Texto:
┌──

Como pode a previsão de crescimento da economia americana fazer as bolsas caírem? Não deveria ser o contrário? Eis a pergunta mais ouvida pelos economistas nos últimos dias. Para responder, é bom começar dizendo que, frequentemente, em economia as consequências dos fatos são só "boas" ou "ruins"; como na medicina, os remédios têm contraindicação. E, mais que nesta, a ideologia também pesa, de modo que o que é positivo para um pode não ser para outro, o que complica mais a discussão.
No caso, a explicação é simples: a previsão de crescimento do PIB dos EUA não justifica mais juros baixos e há cautela com uma possível inflação. Com juros mais altos, as aplicações em bolsas serão carreadas para os títulos americanos, os mais seguros do mundo. O mercado, então, antecipa-se e os compra agora; as bolsas despencam. Aparenta paradoxo, pois se a previsão fosse de aprofundamento da crise, também seria possível que a bolsa caísse, pois os especuladores têm aversão ao risco.
As consequências para o Brasil também têm duplo sentido. De um lado, a economia americana crescer significa exportação maior, pois se trata do maior parceiro comercial do país depois da China. Com isso, o preço das commodities também tende a subir, o que nos beneficia. Mas os especuladores em papéis e ações no Brasil tenderão a migrar para os EUA, de modo que tal evasão de dólares poderá não compensar o que se ganhará com exportações maiores.

└──

Material fornecido:
┌──

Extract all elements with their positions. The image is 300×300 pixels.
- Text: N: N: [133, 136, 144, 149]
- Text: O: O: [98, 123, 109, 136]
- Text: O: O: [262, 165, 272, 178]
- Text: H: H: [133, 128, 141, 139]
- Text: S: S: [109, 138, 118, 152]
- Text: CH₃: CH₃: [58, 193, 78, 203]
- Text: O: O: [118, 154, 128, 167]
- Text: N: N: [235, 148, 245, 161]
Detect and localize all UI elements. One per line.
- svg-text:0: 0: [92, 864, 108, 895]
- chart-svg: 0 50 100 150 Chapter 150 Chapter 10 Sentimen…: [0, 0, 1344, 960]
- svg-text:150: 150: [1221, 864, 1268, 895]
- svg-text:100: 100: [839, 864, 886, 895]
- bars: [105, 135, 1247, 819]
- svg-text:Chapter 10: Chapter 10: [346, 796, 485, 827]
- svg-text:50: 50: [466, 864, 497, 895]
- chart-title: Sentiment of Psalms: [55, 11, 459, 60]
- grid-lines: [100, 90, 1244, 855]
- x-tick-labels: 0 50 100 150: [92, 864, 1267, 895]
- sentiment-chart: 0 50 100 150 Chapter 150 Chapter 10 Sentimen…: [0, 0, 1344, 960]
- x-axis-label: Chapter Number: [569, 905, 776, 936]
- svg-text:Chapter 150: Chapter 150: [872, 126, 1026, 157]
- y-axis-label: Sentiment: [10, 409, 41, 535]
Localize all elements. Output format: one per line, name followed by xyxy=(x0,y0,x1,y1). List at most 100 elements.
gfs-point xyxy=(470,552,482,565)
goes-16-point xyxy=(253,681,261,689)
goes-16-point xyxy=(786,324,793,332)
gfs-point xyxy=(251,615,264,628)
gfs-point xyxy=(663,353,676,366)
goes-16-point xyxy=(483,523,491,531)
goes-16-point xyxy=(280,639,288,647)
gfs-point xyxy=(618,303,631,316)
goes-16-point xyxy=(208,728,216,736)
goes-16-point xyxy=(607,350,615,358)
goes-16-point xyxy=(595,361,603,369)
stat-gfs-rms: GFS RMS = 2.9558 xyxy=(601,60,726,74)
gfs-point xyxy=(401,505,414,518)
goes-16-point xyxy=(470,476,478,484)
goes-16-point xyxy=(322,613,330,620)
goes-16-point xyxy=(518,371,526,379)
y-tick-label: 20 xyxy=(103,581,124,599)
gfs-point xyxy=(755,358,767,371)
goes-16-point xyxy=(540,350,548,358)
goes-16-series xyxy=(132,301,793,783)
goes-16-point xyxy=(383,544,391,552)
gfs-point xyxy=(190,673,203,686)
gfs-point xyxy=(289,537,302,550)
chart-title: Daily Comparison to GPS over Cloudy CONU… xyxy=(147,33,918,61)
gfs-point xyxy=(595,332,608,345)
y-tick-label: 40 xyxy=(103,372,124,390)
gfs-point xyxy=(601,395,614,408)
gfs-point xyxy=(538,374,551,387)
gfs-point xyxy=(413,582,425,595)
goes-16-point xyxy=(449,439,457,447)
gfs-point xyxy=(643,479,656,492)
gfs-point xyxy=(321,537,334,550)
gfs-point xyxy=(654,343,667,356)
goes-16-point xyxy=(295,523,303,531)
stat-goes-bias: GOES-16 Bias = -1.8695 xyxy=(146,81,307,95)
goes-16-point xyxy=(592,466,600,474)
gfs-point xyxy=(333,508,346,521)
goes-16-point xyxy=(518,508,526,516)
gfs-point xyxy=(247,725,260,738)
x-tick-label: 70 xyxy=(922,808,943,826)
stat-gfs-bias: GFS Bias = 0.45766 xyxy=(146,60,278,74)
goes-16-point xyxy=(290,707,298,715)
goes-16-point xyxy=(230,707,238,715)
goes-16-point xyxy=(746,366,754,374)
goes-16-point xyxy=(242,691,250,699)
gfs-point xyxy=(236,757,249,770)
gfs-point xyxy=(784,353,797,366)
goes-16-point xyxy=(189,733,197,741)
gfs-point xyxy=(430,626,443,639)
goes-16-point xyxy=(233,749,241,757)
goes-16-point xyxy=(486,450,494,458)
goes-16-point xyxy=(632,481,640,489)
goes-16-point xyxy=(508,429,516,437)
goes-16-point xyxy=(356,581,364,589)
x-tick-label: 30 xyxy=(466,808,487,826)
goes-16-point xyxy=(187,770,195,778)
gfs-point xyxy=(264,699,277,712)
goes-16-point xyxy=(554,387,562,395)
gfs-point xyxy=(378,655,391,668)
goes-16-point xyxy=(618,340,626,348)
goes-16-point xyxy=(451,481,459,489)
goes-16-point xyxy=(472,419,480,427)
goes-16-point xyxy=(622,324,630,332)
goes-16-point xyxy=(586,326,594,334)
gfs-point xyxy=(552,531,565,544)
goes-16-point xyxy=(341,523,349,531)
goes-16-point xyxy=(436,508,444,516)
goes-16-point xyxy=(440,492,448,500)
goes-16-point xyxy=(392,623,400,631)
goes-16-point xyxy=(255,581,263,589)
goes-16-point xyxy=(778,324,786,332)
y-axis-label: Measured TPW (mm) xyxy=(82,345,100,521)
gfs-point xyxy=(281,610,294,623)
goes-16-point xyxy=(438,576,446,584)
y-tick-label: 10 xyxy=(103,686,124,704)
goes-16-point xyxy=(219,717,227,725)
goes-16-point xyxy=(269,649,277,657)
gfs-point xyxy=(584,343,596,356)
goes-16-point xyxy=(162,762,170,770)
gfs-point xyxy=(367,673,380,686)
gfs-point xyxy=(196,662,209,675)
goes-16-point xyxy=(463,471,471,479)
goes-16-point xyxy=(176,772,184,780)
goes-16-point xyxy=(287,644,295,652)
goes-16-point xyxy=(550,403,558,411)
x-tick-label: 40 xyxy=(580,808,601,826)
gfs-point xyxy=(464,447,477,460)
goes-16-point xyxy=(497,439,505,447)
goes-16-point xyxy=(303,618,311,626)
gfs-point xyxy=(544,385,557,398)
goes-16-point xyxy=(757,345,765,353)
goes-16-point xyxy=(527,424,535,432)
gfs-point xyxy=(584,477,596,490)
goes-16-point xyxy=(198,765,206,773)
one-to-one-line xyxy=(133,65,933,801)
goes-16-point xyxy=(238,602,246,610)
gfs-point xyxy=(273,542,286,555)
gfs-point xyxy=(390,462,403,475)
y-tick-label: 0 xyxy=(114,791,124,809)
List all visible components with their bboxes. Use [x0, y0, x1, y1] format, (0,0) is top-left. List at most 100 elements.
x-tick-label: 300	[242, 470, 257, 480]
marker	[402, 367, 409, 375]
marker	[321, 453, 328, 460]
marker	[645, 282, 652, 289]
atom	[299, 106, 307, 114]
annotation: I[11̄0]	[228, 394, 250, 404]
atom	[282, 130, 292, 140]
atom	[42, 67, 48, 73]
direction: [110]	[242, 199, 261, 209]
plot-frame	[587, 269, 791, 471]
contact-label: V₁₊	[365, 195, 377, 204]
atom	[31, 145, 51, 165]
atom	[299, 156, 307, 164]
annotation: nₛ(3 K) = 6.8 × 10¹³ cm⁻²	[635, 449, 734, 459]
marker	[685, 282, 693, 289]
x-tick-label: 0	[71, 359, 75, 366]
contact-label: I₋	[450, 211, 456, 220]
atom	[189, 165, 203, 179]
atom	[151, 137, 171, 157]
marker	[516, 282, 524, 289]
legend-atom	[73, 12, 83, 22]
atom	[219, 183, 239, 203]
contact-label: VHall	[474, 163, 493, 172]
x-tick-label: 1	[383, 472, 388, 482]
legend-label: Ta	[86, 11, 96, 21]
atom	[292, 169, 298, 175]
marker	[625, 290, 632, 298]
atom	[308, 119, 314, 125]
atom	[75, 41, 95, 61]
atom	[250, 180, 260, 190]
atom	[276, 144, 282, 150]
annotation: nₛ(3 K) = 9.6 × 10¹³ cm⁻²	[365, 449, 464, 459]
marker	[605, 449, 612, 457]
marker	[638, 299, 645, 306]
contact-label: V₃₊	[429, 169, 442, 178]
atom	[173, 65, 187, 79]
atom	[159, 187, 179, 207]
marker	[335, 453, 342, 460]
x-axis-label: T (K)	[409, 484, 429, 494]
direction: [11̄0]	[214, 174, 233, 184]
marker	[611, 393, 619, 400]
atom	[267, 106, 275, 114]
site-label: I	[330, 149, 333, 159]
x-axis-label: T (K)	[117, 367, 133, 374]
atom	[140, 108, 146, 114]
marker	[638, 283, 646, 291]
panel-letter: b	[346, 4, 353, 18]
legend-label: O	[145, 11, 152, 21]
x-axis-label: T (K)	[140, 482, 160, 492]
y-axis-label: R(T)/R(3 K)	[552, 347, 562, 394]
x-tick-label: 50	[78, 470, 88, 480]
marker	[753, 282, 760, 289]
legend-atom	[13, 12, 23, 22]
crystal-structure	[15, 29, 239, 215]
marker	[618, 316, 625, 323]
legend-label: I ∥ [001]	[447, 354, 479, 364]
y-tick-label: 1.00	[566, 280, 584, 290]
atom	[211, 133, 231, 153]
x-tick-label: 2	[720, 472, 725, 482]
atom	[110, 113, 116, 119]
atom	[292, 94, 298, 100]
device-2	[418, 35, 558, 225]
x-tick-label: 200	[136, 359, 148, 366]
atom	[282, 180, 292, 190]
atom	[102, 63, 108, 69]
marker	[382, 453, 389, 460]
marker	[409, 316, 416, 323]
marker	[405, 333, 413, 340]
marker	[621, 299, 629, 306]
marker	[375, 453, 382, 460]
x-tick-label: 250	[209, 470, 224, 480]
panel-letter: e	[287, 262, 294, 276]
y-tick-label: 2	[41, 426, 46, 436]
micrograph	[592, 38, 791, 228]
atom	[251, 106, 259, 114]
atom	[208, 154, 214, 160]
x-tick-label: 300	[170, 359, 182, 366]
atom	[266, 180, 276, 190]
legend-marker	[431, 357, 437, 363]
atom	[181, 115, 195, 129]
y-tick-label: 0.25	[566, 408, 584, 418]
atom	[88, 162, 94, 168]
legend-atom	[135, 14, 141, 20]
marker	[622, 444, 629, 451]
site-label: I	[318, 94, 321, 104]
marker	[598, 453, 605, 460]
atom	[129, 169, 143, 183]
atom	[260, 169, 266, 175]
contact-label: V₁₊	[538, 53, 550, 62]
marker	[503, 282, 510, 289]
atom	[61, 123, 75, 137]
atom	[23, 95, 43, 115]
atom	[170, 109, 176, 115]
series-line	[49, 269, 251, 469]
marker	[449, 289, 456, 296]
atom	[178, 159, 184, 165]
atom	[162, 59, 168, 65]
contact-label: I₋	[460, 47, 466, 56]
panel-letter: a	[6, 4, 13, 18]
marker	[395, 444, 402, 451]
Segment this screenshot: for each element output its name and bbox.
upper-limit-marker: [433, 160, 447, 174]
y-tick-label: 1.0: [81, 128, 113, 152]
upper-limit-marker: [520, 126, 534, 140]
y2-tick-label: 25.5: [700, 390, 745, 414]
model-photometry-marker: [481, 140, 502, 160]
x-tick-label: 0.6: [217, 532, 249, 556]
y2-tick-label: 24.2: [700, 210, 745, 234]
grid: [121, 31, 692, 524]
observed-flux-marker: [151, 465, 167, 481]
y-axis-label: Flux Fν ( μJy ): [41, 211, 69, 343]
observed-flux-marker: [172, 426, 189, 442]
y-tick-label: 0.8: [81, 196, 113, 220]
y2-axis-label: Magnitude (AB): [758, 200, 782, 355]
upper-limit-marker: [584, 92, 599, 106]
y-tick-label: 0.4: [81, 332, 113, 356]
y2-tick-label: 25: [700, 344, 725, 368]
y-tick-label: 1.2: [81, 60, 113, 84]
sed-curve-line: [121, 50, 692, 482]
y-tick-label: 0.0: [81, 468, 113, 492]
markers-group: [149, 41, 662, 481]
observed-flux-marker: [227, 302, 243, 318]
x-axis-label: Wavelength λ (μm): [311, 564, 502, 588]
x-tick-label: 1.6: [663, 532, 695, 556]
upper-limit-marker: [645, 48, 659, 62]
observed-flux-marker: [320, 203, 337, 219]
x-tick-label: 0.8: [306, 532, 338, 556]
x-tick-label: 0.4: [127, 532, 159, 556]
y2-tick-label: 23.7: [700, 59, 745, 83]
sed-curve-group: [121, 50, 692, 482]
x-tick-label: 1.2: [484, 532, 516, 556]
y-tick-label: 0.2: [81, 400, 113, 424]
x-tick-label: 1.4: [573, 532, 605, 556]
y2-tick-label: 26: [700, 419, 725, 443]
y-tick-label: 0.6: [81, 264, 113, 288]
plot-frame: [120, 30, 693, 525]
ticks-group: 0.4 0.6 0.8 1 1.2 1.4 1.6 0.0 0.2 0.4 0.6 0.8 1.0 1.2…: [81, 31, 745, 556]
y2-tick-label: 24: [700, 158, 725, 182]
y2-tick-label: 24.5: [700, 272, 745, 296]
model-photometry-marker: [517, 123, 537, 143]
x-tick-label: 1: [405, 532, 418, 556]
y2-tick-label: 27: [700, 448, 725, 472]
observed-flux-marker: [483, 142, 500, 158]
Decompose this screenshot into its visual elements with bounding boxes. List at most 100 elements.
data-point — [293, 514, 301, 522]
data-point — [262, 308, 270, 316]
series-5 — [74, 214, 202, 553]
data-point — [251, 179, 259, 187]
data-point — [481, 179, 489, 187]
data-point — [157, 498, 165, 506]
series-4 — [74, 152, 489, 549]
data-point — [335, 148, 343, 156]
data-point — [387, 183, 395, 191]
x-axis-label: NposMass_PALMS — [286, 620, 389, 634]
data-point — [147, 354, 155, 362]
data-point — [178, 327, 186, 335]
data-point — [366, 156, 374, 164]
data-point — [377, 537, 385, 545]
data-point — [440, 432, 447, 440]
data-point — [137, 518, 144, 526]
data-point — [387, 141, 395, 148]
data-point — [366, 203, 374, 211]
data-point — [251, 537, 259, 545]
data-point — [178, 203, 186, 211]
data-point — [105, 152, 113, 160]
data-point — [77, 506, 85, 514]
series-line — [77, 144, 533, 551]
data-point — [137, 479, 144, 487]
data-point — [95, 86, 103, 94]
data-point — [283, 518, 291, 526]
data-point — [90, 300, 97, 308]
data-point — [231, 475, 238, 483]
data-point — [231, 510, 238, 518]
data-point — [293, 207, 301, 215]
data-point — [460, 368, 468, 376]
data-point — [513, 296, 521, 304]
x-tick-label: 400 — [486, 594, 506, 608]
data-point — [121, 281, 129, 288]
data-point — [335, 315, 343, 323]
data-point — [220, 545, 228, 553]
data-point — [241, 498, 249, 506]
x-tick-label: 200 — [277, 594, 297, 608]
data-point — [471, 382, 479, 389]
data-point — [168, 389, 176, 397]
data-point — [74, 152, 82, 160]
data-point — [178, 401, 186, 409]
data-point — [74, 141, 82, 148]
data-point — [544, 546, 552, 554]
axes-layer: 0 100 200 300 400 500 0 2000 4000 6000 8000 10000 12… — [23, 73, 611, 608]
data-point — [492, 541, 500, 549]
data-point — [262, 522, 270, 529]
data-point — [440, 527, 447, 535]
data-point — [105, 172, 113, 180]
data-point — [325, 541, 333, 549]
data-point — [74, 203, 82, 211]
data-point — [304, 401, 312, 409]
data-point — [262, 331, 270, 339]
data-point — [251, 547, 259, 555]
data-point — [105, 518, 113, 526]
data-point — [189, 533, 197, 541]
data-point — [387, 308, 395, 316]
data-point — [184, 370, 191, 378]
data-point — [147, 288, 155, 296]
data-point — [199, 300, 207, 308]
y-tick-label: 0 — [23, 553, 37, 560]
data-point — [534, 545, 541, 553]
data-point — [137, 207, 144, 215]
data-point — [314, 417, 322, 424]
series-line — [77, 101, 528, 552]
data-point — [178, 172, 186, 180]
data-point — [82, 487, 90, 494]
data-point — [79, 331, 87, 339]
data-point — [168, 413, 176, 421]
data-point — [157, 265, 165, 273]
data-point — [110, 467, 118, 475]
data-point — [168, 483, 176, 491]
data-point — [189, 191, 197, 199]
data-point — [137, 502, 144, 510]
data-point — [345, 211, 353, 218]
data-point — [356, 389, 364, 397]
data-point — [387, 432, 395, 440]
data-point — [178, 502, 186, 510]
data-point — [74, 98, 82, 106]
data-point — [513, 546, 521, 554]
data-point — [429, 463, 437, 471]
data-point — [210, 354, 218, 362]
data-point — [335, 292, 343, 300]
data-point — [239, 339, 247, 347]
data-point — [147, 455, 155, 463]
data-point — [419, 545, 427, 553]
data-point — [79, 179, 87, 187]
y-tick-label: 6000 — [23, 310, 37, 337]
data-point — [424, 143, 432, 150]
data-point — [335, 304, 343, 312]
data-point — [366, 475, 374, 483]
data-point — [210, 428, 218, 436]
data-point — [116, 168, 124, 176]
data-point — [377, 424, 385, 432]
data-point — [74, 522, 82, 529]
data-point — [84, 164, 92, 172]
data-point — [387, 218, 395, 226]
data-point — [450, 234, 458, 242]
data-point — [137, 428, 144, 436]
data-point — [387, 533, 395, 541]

└──

Tarefa: Dê continuidade ao texto sobre a queda das bolsas diante da previsão de crescimento da economia americana, a partir da última frase dele.

Sua resposta:
Também é bom lembrar que o crescimento dos países líderes (não só EUA, mas na Europa e na Ásia sinalizam aquecimento) vem acompanhado de mais protecionismo, o que limita as exportações. Em Davos, apesar da retórica liberal para emoldurar belos argumentos, a União Europeia reafirmou a proteção a seu setor primário, emperrando o acordo com o Mercosul. Os EUA disseram estar abertos a investimentos externos (não é novidade), mas não a importações de bens com similares nacionais. E já avisou que pretende taxar o alumínio e o aço chinês, o que, por tabela, atinge o Brasil. Abre-se o mercado malaio para bovinos, mas a China avisa que continuará com barreiras para carnes, milho, soja e açúcar, já limitados na Europa. Até a Turquia quer comprar gado vivo para proteger seus frigoríficos.
Assim, como as consequências sempre impõem dilemas, os riscos das escolhas são inevitáveis.